**REQUIREMENTS:** Give all the lines below again, exactly, with no pictures.

**INFORMATION GIVEN:**

— BEGIN —

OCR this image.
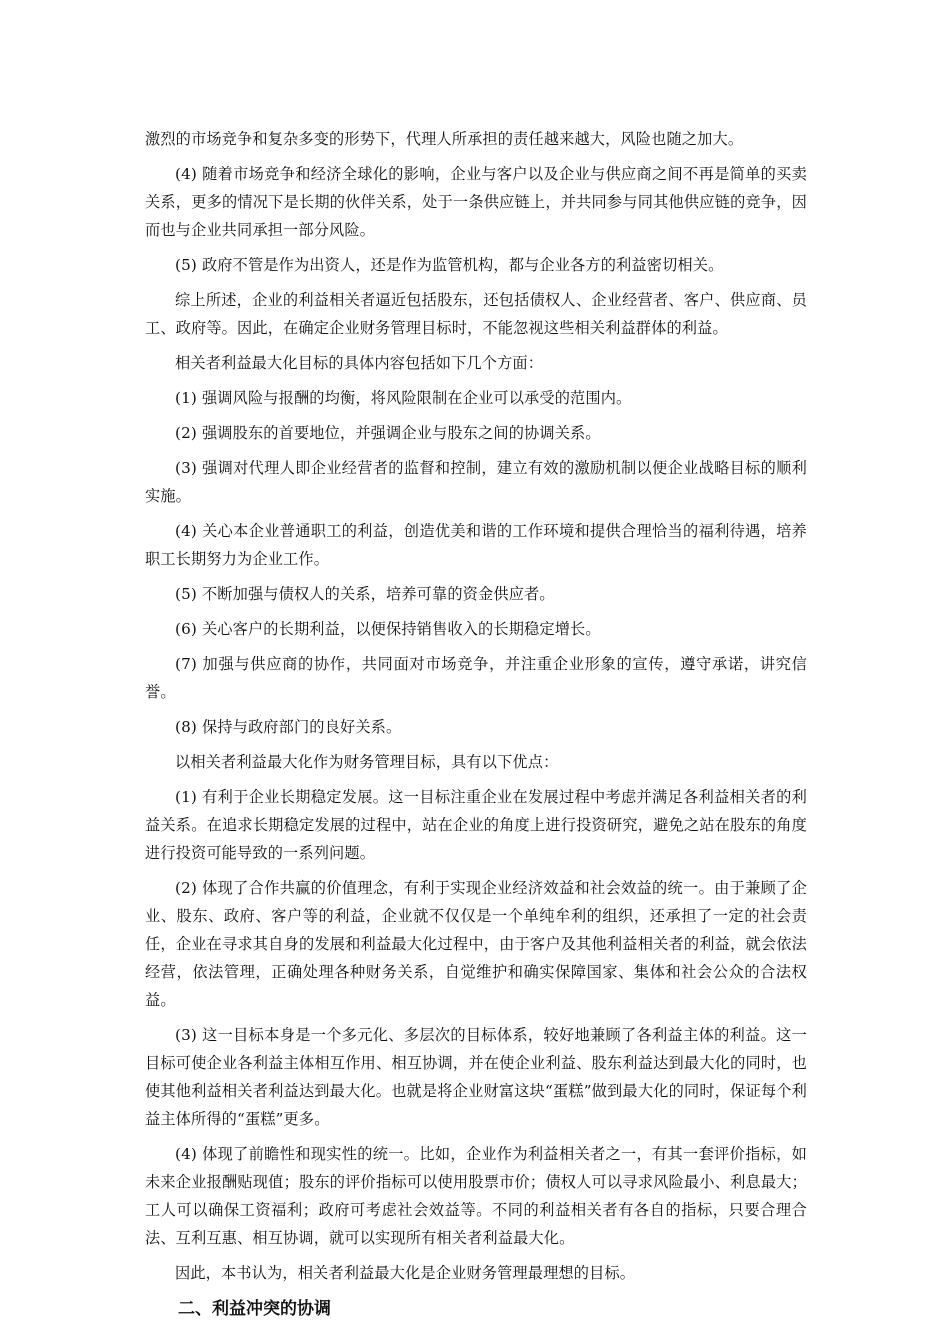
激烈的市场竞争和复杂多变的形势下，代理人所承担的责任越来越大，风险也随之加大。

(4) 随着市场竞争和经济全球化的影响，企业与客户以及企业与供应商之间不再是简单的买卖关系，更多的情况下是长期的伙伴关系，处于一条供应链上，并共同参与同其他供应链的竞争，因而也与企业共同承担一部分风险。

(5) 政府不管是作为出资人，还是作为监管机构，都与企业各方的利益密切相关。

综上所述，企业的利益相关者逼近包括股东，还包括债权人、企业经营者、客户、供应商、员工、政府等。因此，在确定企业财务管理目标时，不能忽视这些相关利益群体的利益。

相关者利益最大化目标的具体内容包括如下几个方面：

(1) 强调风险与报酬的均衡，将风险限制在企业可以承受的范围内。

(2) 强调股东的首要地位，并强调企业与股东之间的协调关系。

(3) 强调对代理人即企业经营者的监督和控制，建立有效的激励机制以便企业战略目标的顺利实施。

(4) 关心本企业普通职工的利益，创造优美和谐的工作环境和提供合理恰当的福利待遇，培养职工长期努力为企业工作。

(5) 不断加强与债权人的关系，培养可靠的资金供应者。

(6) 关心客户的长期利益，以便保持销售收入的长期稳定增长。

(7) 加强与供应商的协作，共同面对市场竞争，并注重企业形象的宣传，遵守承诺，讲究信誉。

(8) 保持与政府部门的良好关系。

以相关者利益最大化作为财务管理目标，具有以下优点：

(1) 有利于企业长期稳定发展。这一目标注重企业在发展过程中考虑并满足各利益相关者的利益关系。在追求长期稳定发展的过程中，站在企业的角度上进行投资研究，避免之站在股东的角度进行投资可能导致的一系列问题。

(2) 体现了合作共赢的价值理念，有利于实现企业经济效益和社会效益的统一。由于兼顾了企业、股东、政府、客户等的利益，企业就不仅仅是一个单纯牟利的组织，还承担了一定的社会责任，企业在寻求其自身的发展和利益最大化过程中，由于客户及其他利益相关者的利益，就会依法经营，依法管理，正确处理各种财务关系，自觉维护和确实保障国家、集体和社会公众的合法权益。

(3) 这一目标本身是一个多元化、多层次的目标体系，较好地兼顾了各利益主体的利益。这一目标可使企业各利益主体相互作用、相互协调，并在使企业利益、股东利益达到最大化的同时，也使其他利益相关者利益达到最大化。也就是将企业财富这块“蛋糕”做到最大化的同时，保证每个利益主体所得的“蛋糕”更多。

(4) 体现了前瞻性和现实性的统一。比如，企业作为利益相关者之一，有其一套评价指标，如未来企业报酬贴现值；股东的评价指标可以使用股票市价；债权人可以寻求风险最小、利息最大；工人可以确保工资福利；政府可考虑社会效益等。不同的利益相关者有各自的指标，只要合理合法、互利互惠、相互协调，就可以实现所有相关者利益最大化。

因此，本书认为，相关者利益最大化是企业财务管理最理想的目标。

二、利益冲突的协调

— END —

**FINISHED ANSWER:**
OCR this image.
激烈的市场竞争和复杂多变的形势下，代理人所承担的责任越来越大，风险也随之加大。

(4) 随着市场竞争和经济全球化的影响，企业与客户以及企业与供应商之间不再是简单的买卖关系，更多的情况下是长期的伙伴关系，处于一条供应链上，并共同参与同其他供应链的竞争，因而也与企业共同承担一部分风险。

(5) 政府不管是作为出资人，还是作为监管机构，都与企业各方的利益密切相关。

综上所述，企业的利益相关者逼近包括股东，还包括债权人、企业经营者、客户、供应商、员工、政府等。因此，在确定企业财务管理目标时，不能忽视这些相关利益群体的利益。

相关者利益最大化目标的具体内容包括如下几个方面：

(1) 强调风险与报酬的均衡，将风险限制在企业可以承受的范围内。

(2) 强调股东的首要地位，并强调企业与股东之间的协调关系。

(3) 强调对代理人即企业经营者的监督和控制，建立有效的激励机制以便企业战略目标的顺利实施。

(4) 关心本企业普通职工的利益，创造优美和谐的工作环境和提供合理恰当的福利待遇，培养职工长期努力为企业工作。

(5) 不断加强与债权人的关系，培养可靠的资金供应者。

(6) 关心客户的长期利益，以便保持销售收入的长期稳定增长。

(7) 加强与供应商的协作，共同面对市场竞争，并注重企业形象的宣传，遵守承诺，讲究信誉。

(8) 保持与政府部门的良好关系。

以相关者利益最大化作为财务管理目标，具有以下优点：

(1) 有利于企业长期稳定发展。这一目标注重企业在发展过程中考虑并满足各利益相关者的利益关系。在追求长期稳定发展的过程中，站在企业的角度上进行投资研究，避免之站在股东的角度进行投资可能导致的一系列问题。

(2) 体现了合作共赢的价值理念，有利于实现企业经济效益和社会效益的统一。由于兼顾了企业、股东、政府、客户等的利益，企业就不仅仅是一个单纯牟利的组织，还承担了一定的社会责任，企业在寻求其自身的发展和利益最大化过程中，由于客户及其他利益相关者的利益，就会依法经营，依法管理，正确处理各种财务关系，自觉维护和确实保障国家、集体和社会公众的合法权益。

(3) 这一目标本身是一个多元化、多层次的目标体系，较好地兼顾了各利益主体的利益。这一目标可使企业各利益主体相互作用、相互协调，并在使企业利益、股东利益达到最大化的同时，也使其他利益相关者利益达到最大化。也就是将企业财富这块“蛋糕”做到最大化的同时，保证每个利益主体所得的“蛋糕”更多。

(4) 体现了前瞻性和现实性的统一。比如，企业作为利益相关者之一，有其一套评价指标，如未来企业报酬贴现值；股东的评价指标可以使用股票市价；债权人可以寻求风险最小、利息最大；工人可以确保工资福利；政府可考虑社会效益等。不同的利益相关者有各自的指标，只要合理合法、互利互惠、相互协调，就可以实现所有相关者利益最大化。

因此，本书认为，相关者利益最大化是企业财务管理最理想的目标。

二、利益冲突的协调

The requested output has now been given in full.